- How to complete this task:
Output the records that follow exactly as they are written.

(Dataset rows about figures)
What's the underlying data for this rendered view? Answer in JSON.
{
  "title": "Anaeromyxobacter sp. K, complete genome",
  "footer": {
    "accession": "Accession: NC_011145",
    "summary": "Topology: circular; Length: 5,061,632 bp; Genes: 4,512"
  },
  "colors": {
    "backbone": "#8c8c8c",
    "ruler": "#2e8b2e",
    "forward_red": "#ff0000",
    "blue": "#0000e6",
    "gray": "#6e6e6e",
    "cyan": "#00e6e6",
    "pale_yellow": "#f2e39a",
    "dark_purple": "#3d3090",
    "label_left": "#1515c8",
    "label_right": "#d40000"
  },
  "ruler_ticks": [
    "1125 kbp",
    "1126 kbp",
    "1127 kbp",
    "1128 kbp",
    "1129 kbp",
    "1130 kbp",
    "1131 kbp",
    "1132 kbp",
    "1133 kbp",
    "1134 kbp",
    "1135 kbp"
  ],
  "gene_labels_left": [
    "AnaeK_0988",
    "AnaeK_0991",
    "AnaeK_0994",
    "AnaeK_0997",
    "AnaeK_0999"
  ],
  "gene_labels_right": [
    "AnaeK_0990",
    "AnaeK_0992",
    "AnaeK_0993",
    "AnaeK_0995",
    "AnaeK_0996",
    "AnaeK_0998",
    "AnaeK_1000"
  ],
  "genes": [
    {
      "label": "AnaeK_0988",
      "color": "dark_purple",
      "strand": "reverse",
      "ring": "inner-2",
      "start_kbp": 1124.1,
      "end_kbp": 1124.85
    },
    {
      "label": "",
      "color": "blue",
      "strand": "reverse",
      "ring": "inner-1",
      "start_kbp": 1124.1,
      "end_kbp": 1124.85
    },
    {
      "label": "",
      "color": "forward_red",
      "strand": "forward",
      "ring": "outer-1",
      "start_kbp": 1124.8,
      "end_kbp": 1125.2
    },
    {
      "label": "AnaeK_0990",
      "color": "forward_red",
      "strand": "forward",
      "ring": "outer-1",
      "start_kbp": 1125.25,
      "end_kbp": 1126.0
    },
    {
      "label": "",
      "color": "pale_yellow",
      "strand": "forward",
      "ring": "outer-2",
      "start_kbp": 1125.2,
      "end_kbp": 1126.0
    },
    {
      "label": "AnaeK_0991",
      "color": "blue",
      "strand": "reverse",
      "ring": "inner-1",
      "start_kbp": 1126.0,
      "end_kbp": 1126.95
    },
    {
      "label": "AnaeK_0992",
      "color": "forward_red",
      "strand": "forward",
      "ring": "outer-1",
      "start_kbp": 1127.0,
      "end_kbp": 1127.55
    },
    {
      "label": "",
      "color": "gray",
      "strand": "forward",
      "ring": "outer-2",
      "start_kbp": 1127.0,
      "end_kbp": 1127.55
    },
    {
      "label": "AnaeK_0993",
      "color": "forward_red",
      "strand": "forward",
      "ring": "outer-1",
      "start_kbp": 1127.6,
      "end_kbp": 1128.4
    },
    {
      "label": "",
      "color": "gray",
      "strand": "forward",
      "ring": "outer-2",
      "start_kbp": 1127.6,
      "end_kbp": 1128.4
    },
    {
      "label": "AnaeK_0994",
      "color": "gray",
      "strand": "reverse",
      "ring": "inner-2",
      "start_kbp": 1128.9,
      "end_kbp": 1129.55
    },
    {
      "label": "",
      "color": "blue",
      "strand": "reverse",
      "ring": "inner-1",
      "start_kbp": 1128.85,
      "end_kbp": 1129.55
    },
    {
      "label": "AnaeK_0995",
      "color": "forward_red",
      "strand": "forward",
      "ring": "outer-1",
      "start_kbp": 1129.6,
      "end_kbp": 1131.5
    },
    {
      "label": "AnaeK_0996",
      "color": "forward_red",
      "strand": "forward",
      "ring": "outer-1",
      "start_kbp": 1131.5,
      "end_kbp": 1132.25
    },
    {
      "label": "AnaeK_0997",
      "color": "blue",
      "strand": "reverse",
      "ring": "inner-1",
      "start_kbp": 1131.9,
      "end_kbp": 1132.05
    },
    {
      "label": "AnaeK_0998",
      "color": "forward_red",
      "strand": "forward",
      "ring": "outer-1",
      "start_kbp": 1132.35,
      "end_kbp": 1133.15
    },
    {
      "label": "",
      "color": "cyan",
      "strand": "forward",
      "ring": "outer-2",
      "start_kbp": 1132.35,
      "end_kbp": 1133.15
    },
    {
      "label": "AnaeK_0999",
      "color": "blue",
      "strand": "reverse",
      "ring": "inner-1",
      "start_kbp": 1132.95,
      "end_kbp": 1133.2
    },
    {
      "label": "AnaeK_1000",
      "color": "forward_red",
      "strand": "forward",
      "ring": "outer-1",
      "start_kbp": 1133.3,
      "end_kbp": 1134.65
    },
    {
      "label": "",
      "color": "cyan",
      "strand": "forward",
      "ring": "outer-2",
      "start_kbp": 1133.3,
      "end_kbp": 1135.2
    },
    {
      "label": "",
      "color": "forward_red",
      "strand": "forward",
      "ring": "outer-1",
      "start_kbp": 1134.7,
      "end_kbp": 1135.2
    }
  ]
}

- Answer:
What's the underlying data for this rendered view? Answer in JSON.
{
  "title": "Anaeromyxobacter sp. K, complete genome",
  "footer": {
    "accession": "Accession: NC_011145",
    "summary": "Topology: circular; Length: 5,061,632 bp; Genes: 4,512"
  },
  "colors": {
    "backbone": "#8c8c8c",
    "ruler": "#2e8b2e",
    "forward_red": "#ff0000",
    "blue": "#0000e6",
    "gray": "#6e6e6e",
    "cyan": "#00e6e6",
    "pale_yellow": "#f2e39a",
    "dark_purple": "#3d3090",
    "label_left": "#1515c8",
    "label_right": "#d40000"
  },
  "ruler_ticks": [
    "1125 kbp",
    "1126 kbp",
    "1127 kbp",
    "1128 kbp",
    "1129 kbp",
    "1130 kbp",
    "1131 kbp",
    "1132 kbp",
    "1133 kbp",
    "1134 kbp",
    "1135 kbp"
  ],
  "gene_labels_left": [
    "AnaeK_0988",
    "AnaeK_0991",
    "AnaeK_0994",
    "AnaeK_0997",
    "AnaeK_0999"
  ],
  "gene_labels_right": [
    "AnaeK_0990",
    "AnaeK_0992",
    "AnaeK_0993",
    "AnaeK_0995",
    "AnaeK_0996",
    "AnaeK_0998",
    "AnaeK_1000"
  ],
  "genes": [
    {
      "label": "AnaeK_0988",
      "color": "dark_purple",
      "strand": "reverse",
      "ring": "inner-2",
      "start_kbp": 1124.1,
      "end_kbp": 1124.85
    },
    {
      "label": "",
      "color": "blue",
      "strand": "reverse",
      "ring": "inner-1",
      "start_kbp": 1124.1,
      "end_kbp": 1124.85
    },
    {
      "label": "",
      "color": "forward_red",
      "strand": "forward",
      "ring": "outer-1",
      "start_kbp": 1124.8,
      "end_kbp": 1125.2
    },
    {
      "label": "AnaeK_0990",
      "color": "forward_red",
      "strand": "forward",
      "ring": "outer-1",
      "start_kbp": 1125.25,
      "end_kbp": 1126.0
    },
    {
      "label": "",
      "color": "pale_yellow",
      "strand": "forward",
      "ring": "outer-2",
      "start_kbp": 1125.2,
      "end_kbp": 1126.0
    },
    {
      "label": "AnaeK_0991",
      "color": "blue",
      "strand": "reverse",
      "ring": "inner-1",
      "start_kbp": 1126.0,
      "end_kbp": 1126.95
    },
    {
      "label": "AnaeK_0992",
      "color": "forward_red",
      "strand": "forward",
      "ring": "outer-1",
      "start_kbp": 1127.0,
      "end_kbp": 1127.55
    },
    {
      "label": "",
      "color": "gray",
      "strand": "forward",
      "ring": "outer-2",
      "start_kbp": 1127.0,
      "end_kbp": 1127.55
    },
    {
      "label": "AnaeK_0993",
      "color": "forward_red",
      "strand": "forward",
      "ring": "outer-1",
      "start_kbp": 1127.6,
      "end_kbp": 1128.4
    },
    {
      "label": "",
      "color": "gray",
      "strand": "forward",
      "ring": "outer-2",
      "start_kbp": 1127.6,
      "end_kbp": 1128.4
    },
    {
      "label": "AnaeK_0994",
      "color": "gray",
      "strand": "reverse",
      "ring": "inner-2",
      "start_kbp": 1128.9,
      "end_kbp": 1129.55
    },
    {
      "label": "",
      "color": "blue",
      "strand": "reverse",
      "ring": "inner-1",
      "start_kbp": 1128.85,
      "end_kbp": 1129.55
    },
    {
      "label": "AnaeK_0995",
      "color": "forward_red",
      "strand": "forward",
      "ring": "outer-1",
      "start_kbp": 1129.6,
      "end_kbp": 1131.5
    },
    {
      "label": "AnaeK_0996",
      "color": "forward_red",
      "strand": "forward",
      "ring": "outer-1",
      "start_kbp": 1131.5,
      "end_kbp": 1132.25
    },
    {
      "label": "AnaeK_0997",
      "color": "blue",
      "strand": "reverse",
      "ring": "inner-1",
      "start_kbp": 1131.9,
      "end_kbp": 1132.05
    },
    {
      "label": "AnaeK_0998",
      "color": "forward_red",
      "strand": "forward",
      "ring": "outer-1",
      "start_kbp": 1132.35,
      "end_kbp": 1133.15
    },
    {
      "label": "",
      "color": "cyan",
      "strand": "forward",
      "ring": "outer-2",
      "start_kbp": 1132.35,
      "end_kbp": 1133.15
    },
    {
      "label": "AnaeK_0999",
      "color": "blue",
      "strand": "reverse",
      "ring": "inner-1",
      "start_kbp": 1132.95,
      "end_kbp": 1133.2
    },
    {
      "label": "AnaeK_1000",
      "color": "forward_red",
      "strand": "forward",
      "ring": "outer-1",
      "start_kbp": 1133.3,
      "end_kbp": 1134.65
    },
    {
      "label": "",
      "color": "cyan",
      "strand": "forward",
      "ring": "outer-2",
      "start_kbp": 1133.3,
      "end_kbp": 1135.2
    },
    {
      "label": "",
      "color": "forward_red",
      "strand": "forward",
      "ring": "outer-1",
      "start_kbp": 1134.7,
      "end_kbp": 1135.2
    }
  ]
}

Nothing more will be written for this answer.